(Dataset items)
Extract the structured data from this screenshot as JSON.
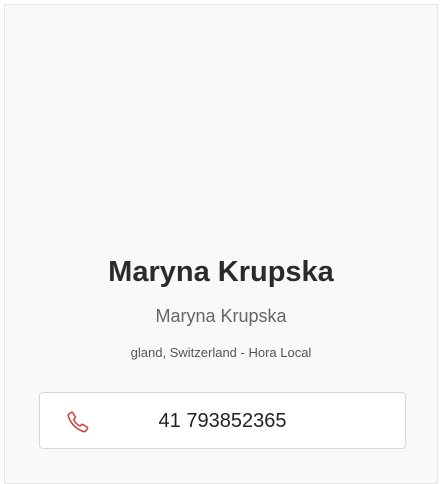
{
  "profile": {
    "name": "Maryna Krupska",
    "subtitle": "Maryna Krupska",
    "location": "gland, Switzerland - Hora Local"
  },
  "contact": {
    "phone": "41 793852365",
    "icon": "phone-icon",
    "icon_color": "#d23b3b"
  }
}
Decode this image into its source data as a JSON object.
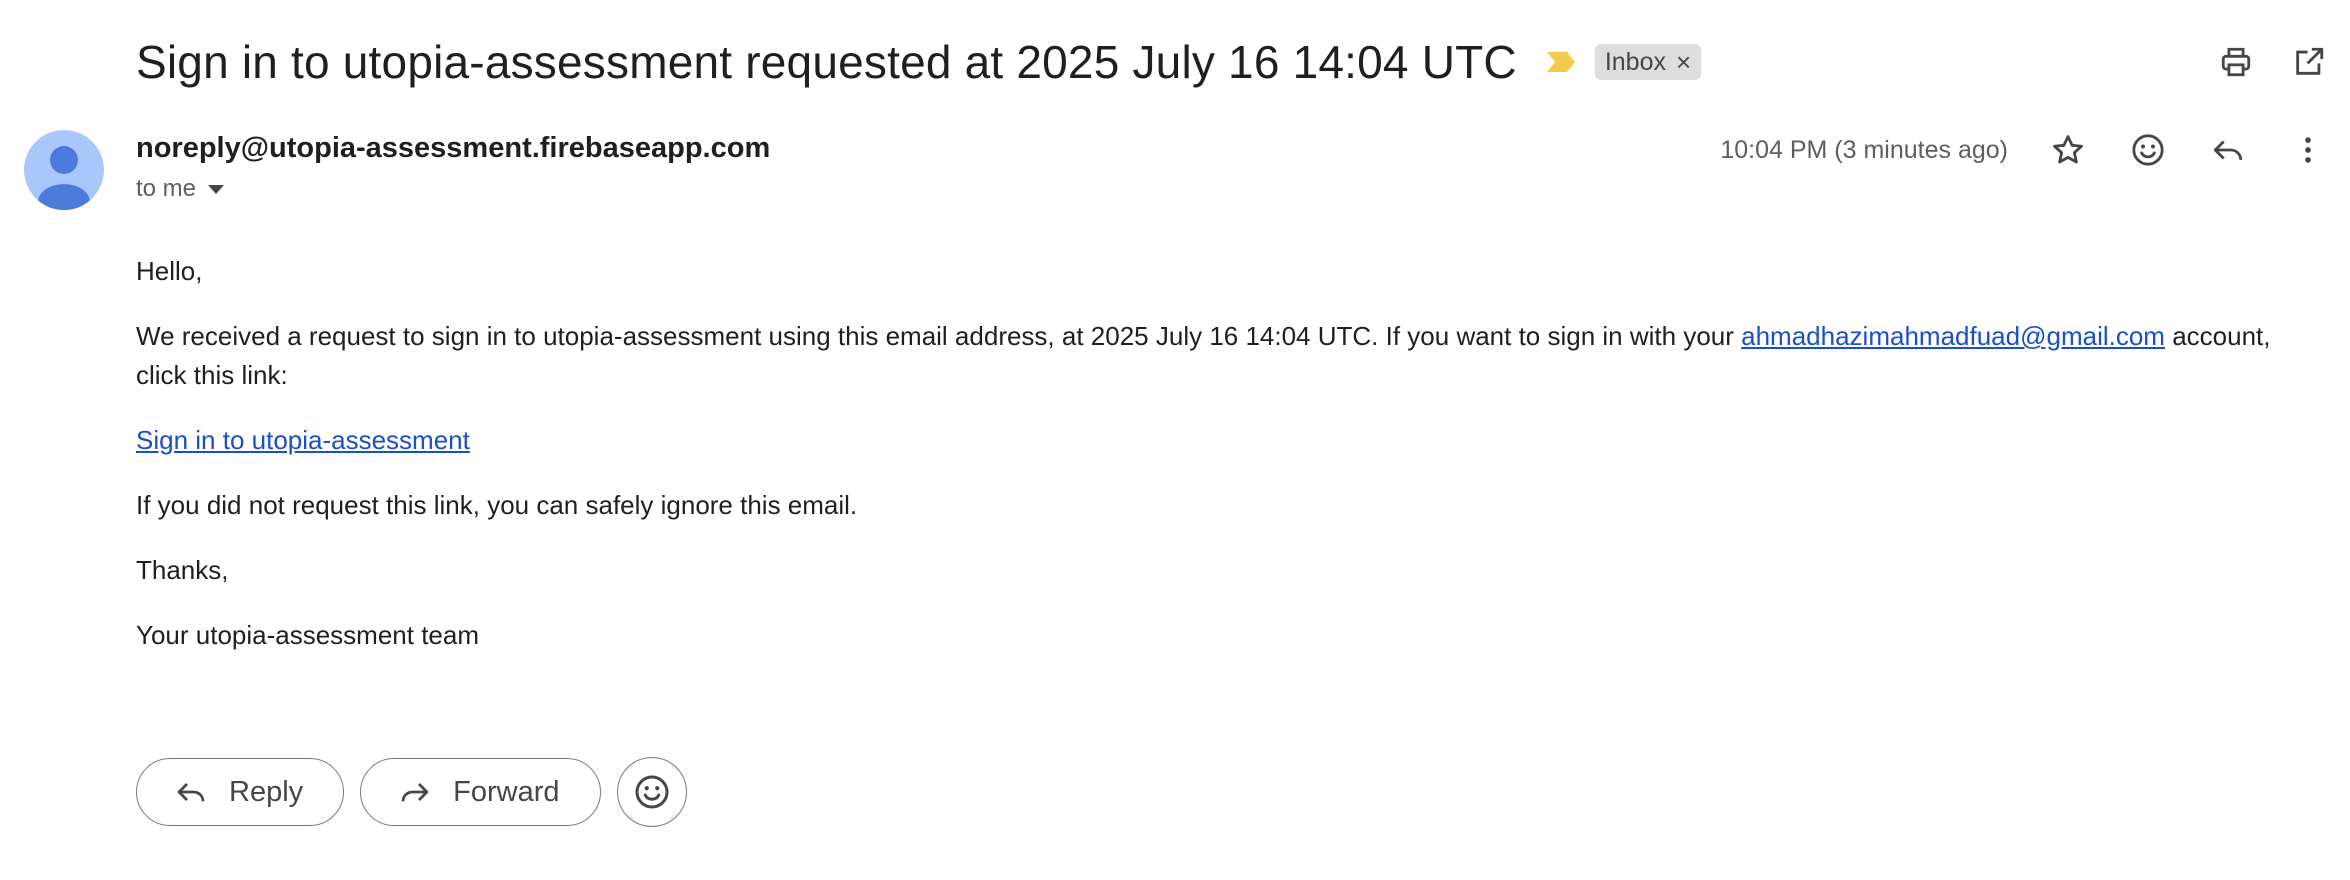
{
  "message": {
    "subject": "Sign in to utopia-assessment requested at 2025 July 16 14:04 UTC",
    "label": "Inbox",
    "label_remove": "×",
    "sender": "noreply@utopia-assessment.firebaseapp.com",
    "recipient": "to me",
    "timestamp": "10:04 PM (3 minutes ago)"
  },
  "toolbar_icons": [
    "print-icon",
    "open-in-new-window-icon",
    "star-icon",
    "emoji-icon",
    "reply-icon",
    "more-vert-icon"
  ],
  "body": {
    "greeting": "Hello,",
    "para1_before": "We received a request to sign in to utopia-assessment using this email address, at 2025 July 16 14:04 UTC. If you want to sign in with your ",
    "para1_link": "ahmadhazimahmadfuad@gmail.com",
    "para1_after": " account, click this link:",
    "signin_link": "Sign in to utopia-assessment",
    "para2": "If you did not request this link, you can safely ignore this email.",
    "thanks": "Thanks,",
    "signature": "Your utopia-assessment team"
  },
  "actions": {
    "reply": "Reply",
    "forward": "Forward"
  },
  "colors": {
    "link": "#1a4fc9",
    "avatar_bg": "#a8c7fa",
    "avatar_fg": "#4a7bdc",
    "importance": "#f2c94c",
    "chip_bg": "#dddddd"
  }
}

**Task prompt**
Quote the preceding records in their entirety, excluding every picture.

**Completed task**
Extract the structured data from this screenshot as JSON.
{
  "profile": {
    "name": "Maryna Krupska",
    "subtitle": "Maryna Krupska",
    "location": "gland, Switzerland - Hora Local"
  },
  "contact": {
    "phone": "41 793852365",
    "icon": "phone-icon",
    "icon_color": "#d23b3b"
  }
}
Decode this image into its source data as a JSON object.
{
  "message": {
    "subject": "Sign in to utopia-assessment requested at 2025 July 16 14:04 UTC",
    "label": "Inbox",
    "label_remove": "×",
    "sender": "noreply@utopia-assessment.firebaseapp.com",
    "recipient": "to me",
    "timestamp": "10:04 PM (3 minutes ago)"
  },
  "toolbar_icons": [
    "print-icon",
    "open-in-new-window-icon",
    "star-icon",
    "emoji-icon",
    "reply-icon",
    "more-vert-icon"
  ],
  "body": {
    "greeting": "Hello,",
    "para1_before": "We received a request to sign in to utopia-assessment using this email address, at 2025 July 16 14:04 UTC. If you want to sign in with your ",
    "para1_link": "ahmadhazimahmadfuad@gmail.com",
    "para1_after": " account, click this link:",
    "signin_link": "Sign in to utopia-assessment",
    "para2": "If you did not request this link, you can safely ignore this email.",
    "thanks": "Thanks,",
    "signature": "Your utopia-assessment team"
  },
  "actions": {
    "reply": "Reply",
    "forward": "Forward"
  },
  "colors": {
    "link": "#1a4fc9",
    "avatar_bg": "#a8c7fa",
    "avatar_fg": "#4a7bdc",
    "importance": "#f2c94c",
    "chip_bg": "#dddddd"
  }
}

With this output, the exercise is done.